Your instructions:
Skip the images and copy each record exactly as written.
=-=-=-=-=
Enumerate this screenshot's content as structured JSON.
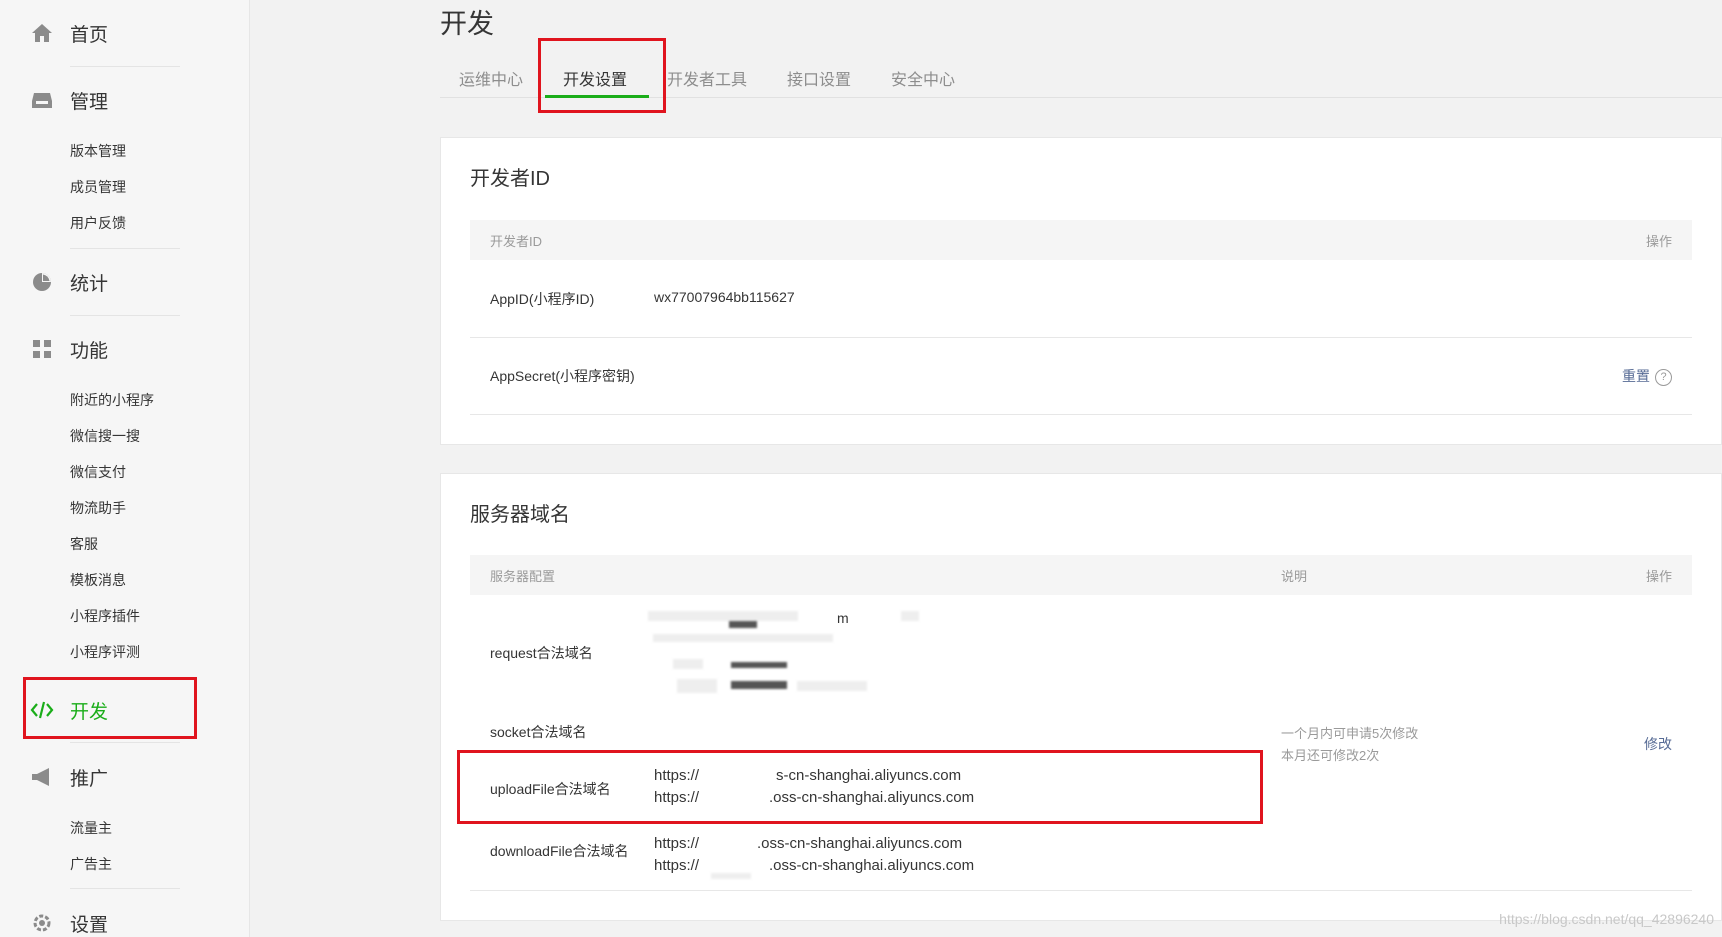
{
  "sidebar": {
    "home": "首页",
    "manage": "管理",
    "manage_items": [
      "版本管理",
      "成员管理",
      "用户反馈"
    ],
    "stats": "统计",
    "features": "功能",
    "feature_items": [
      "附近的小程序",
      "微信搜一搜",
      "微信支付",
      "物流助手",
      "客服",
      "模板消息",
      "小程序插件",
      "小程序评测"
    ],
    "develop": "开发",
    "promote": "推广",
    "promote_items": [
      "流量主",
      "广告主"
    ],
    "settings": "设置",
    "accent": "#1aad19"
  },
  "page": {
    "title": "开发",
    "tabs": [
      "运维中心",
      "开发设置",
      "开发者工具",
      "接口设置",
      "安全中心"
    ],
    "active_tab": "开发设置"
  },
  "developer_id": {
    "title": "开发者ID",
    "col_name": "开发者ID",
    "col_action": "操作",
    "appid_label": "AppID(小程序ID)",
    "appid_value": "wx77007964bb115627",
    "secret_label": "AppSecret(小程序密钥)",
    "reset": "重置",
    "help": "?"
  },
  "server_domain": {
    "title": "服务器域名",
    "col_config": "服务器配置",
    "col_desc": "说明",
    "col_action": "操作",
    "request_label": "request合法域名",
    "request_fragments": [
      "m",
      "com",
      "com",
      ")"
    ],
    "socket_label": "socket合法域名",
    "upload_label": "uploadFile合法域名",
    "upload_urls": [
      "https://",
      "s-cn-shanghai.aliyuncs.com",
      "https://",
      ".oss-cn-shanghai.aliyuncs.com"
    ],
    "download_label": "downloadFile合法域名",
    "download_urls": [
      "https://",
      ".oss-cn-shanghai.aliyuncs.com",
      "https://",
      ".oss-cn-shanghai.aliyuncs.com"
    ],
    "desc_line1": "一个月内可申请5次修改",
    "desc_line2": "本月还可修改2次",
    "modify": "修改"
  },
  "watermark": "https://blog.csdn.net/qq_42896240"
}
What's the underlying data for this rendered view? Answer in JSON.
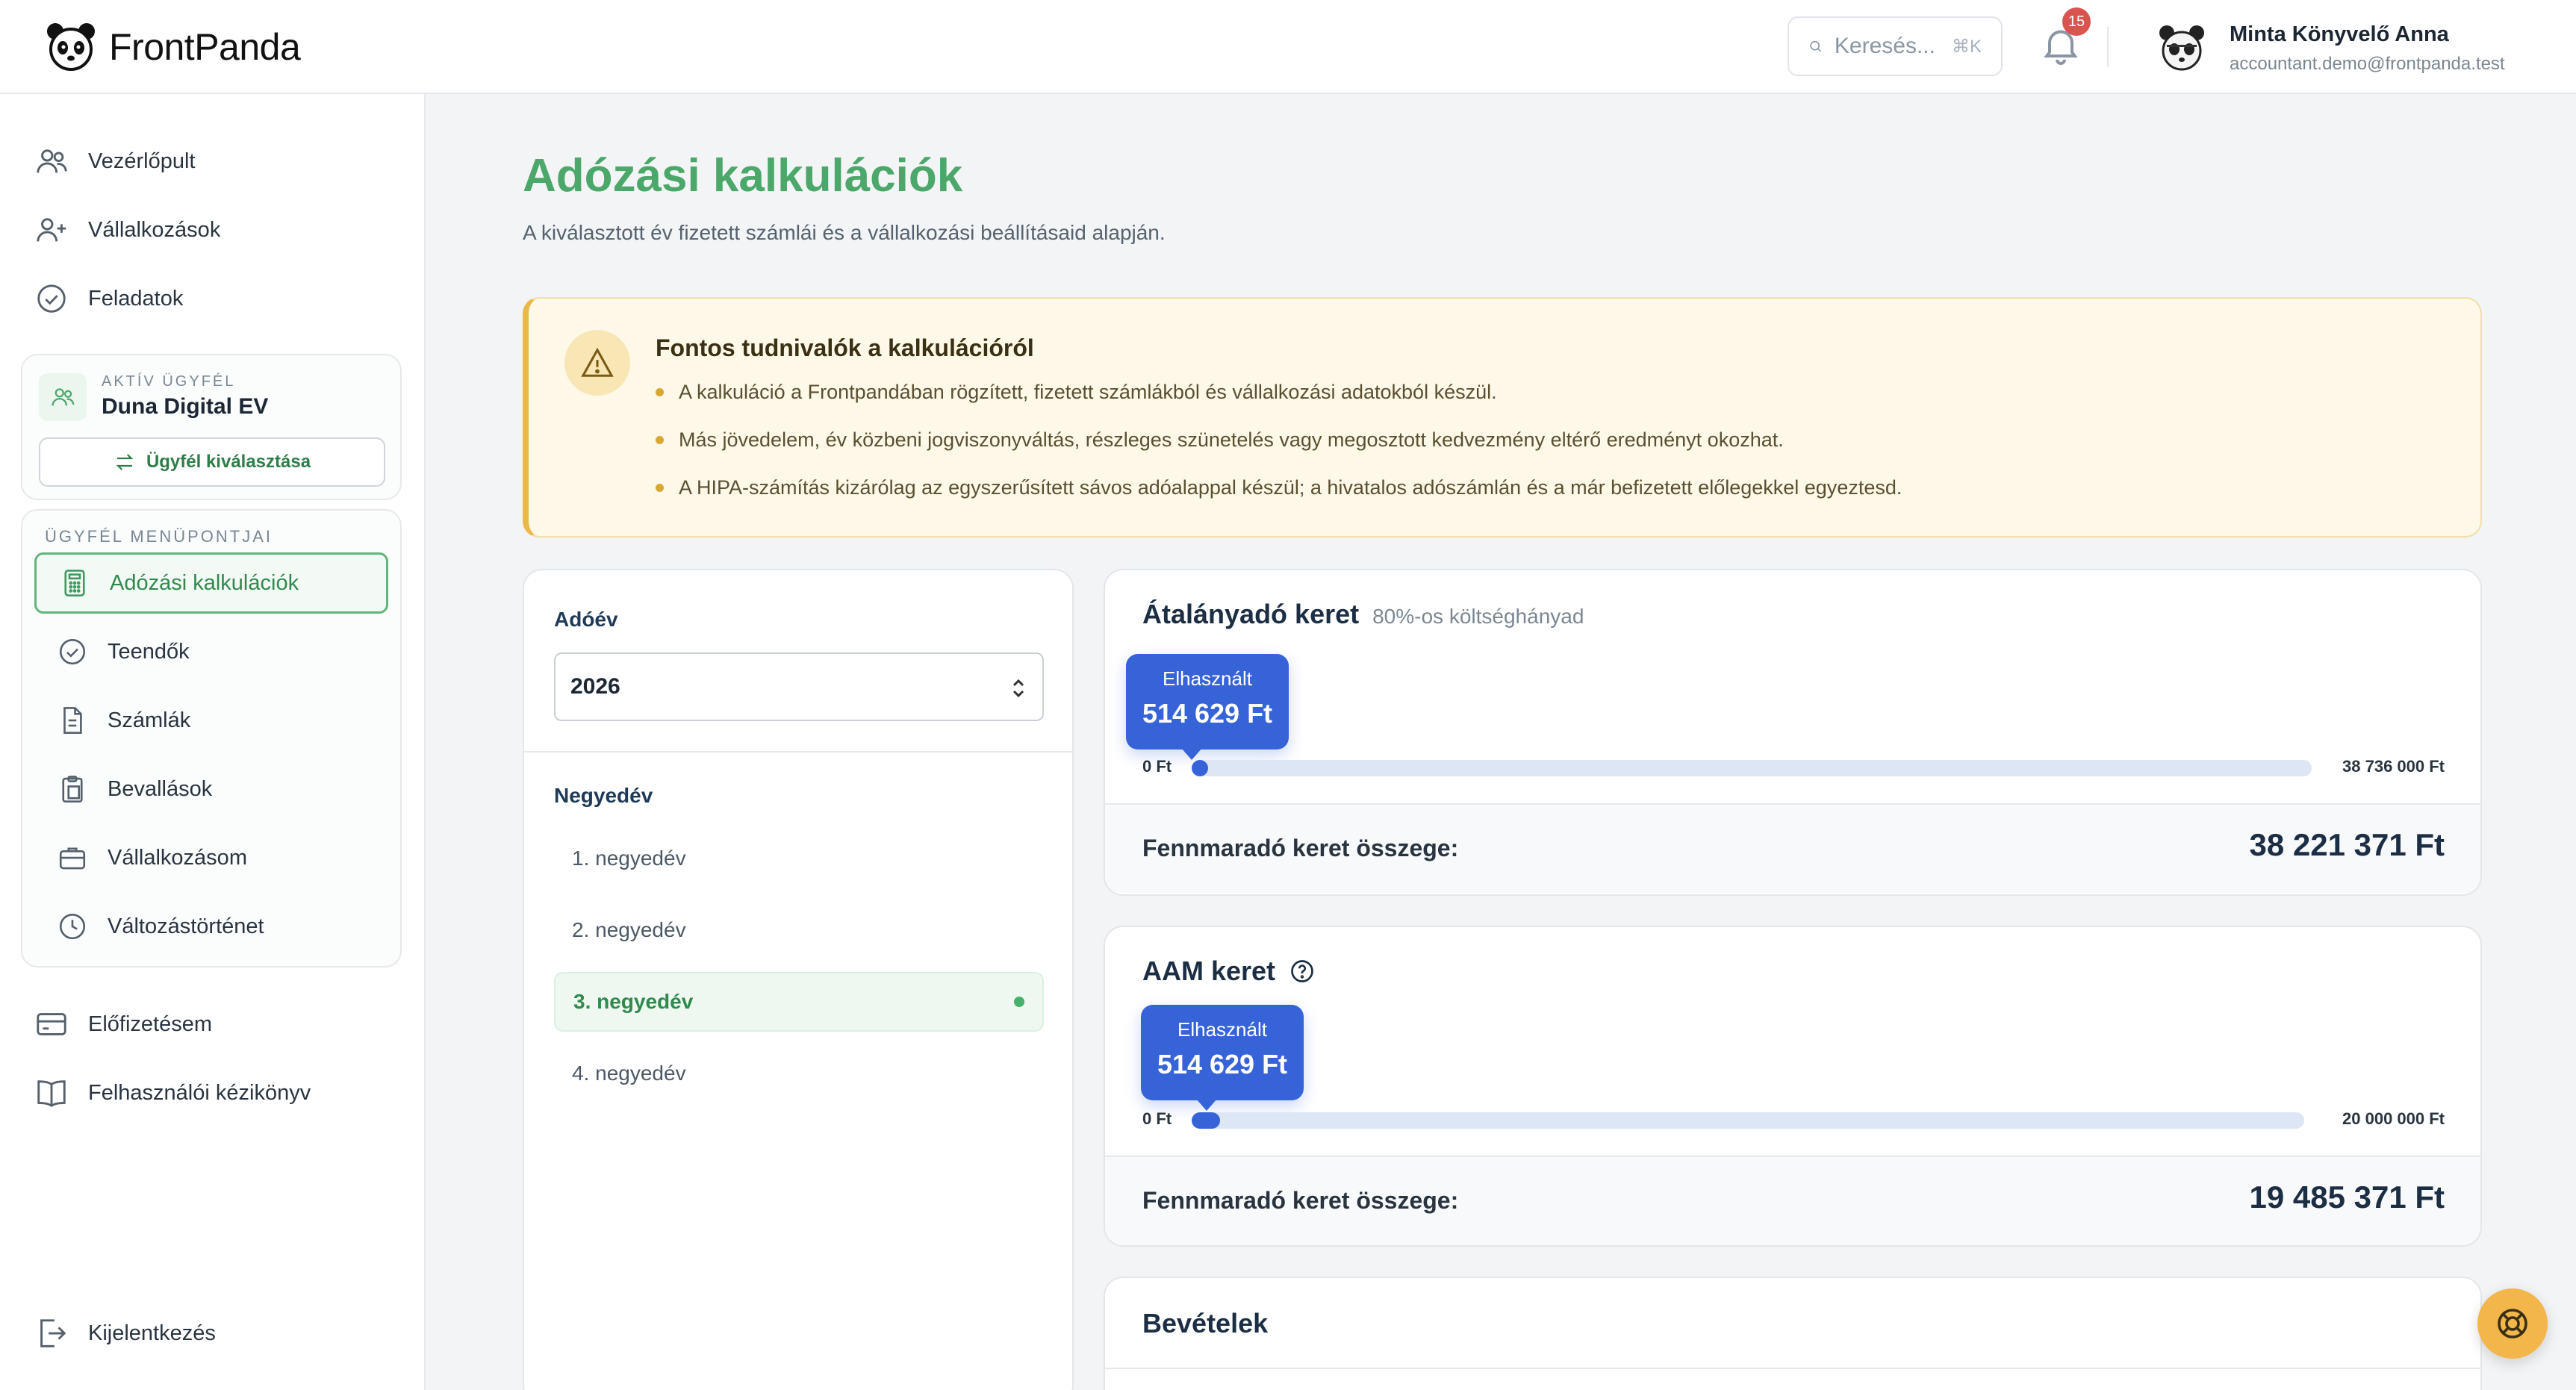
=-=-=-=-=
Response below:
Enumerate this screenshot's content as structured JSON.
{
  "sidebar": {
    "home": "首页",
    "manage": "管理",
    "manage_items": [
      "版本管理",
      "成员管理",
      "用户反馈"
    ],
    "stats": "统计",
    "features": "功能",
    "feature_items": [
      "附近的小程序",
      "微信搜一搜",
      "微信支付",
      "物流助手",
      "客服",
      "模板消息",
      "小程序插件",
      "小程序评测"
    ],
    "develop": "开发",
    "promote": "推广",
    "promote_items": [
      "流量主",
      "广告主"
    ],
    "settings": "设置",
    "accent": "#1aad19"
  },
  "page": {
    "title": "开发",
    "tabs": [
      "运维中心",
      "开发设置",
      "开发者工具",
      "接口设置",
      "安全中心"
    ],
    "active_tab": "开发设置"
  },
  "developer_id": {
    "title": "开发者ID",
    "col_name": "开发者ID",
    "col_action": "操作",
    "appid_label": "AppID(小程序ID)",
    "appid_value": "wx77007964bb115627",
    "secret_label": "AppSecret(小程序密钥)",
    "reset": "重置",
    "help": "?"
  },
  "server_domain": {
    "title": "服务器域名",
    "col_config": "服务器配置",
    "col_desc": "说明",
    "col_action": "操作",
    "request_label": "request合法域名",
    "request_fragments": [
      "m",
      "com",
      "com",
      ")"
    ],
    "socket_label": "socket合法域名",
    "upload_label": "uploadFile合法域名",
    "upload_urls": [
      "https://",
      "s-cn-shanghai.aliyuncs.com",
      "https://",
      ".oss-cn-shanghai.aliyuncs.com"
    ],
    "download_label": "downloadFile合法域名",
    "download_urls": [
      "https://",
      ".oss-cn-shanghai.aliyuncs.com",
      "https://",
      ".oss-cn-shanghai.aliyuncs.com"
    ],
    "desc_line1": "一个月内可申请5次修改",
    "desc_line2": "本月还可修改2次",
    "modify": "修改"
  },
  "watermark": "https://blog.csdn.net/qq_42896240"
}
What's the underlying data for this rendered view? Answer in JSON.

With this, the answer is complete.